- Exercise brief
Copy the listing below in full and skip every picture.

Saved data entries
----------------------------------------

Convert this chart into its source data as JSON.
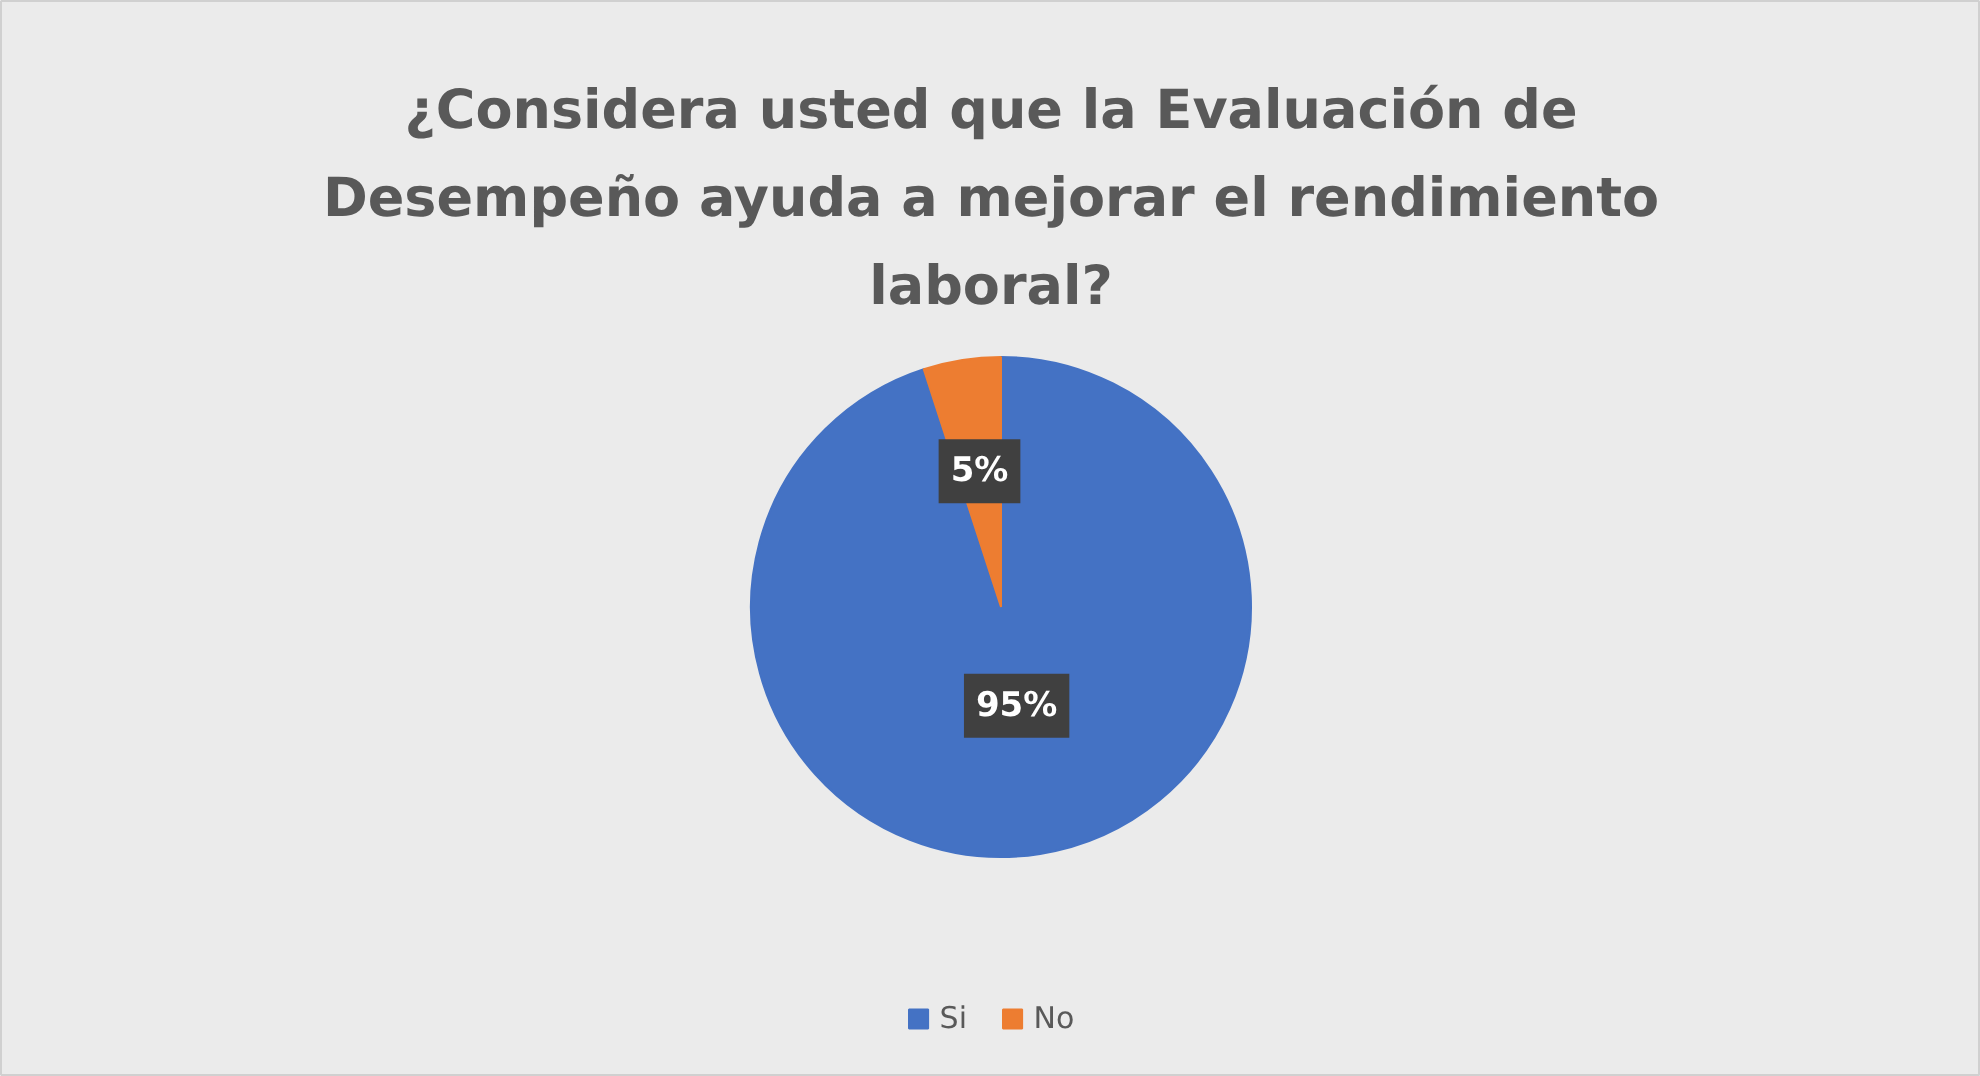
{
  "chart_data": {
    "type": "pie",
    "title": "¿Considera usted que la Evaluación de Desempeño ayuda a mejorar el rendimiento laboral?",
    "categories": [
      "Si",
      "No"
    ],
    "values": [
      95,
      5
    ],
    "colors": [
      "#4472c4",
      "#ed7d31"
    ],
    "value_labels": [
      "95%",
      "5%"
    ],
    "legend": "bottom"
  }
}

----------------------------------------

- Solution to this task
Convert this chart into its source data as JSON.
{
  "chart_data": {
    "type": "pie",
    "title": "¿Considera usted que la Evaluación de Desempeño ayuda a mejorar el rendimiento laboral?",
    "categories": [
      "Si",
      "No"
    ],
    "values": [
      95,
      5
    ],
    "colors": [
      "#4472c4",
      "#ed7d31"
    ],
    "value_labels": [
      "95%",
      "5%"
    ],
    "legend": "bottom"
  }
}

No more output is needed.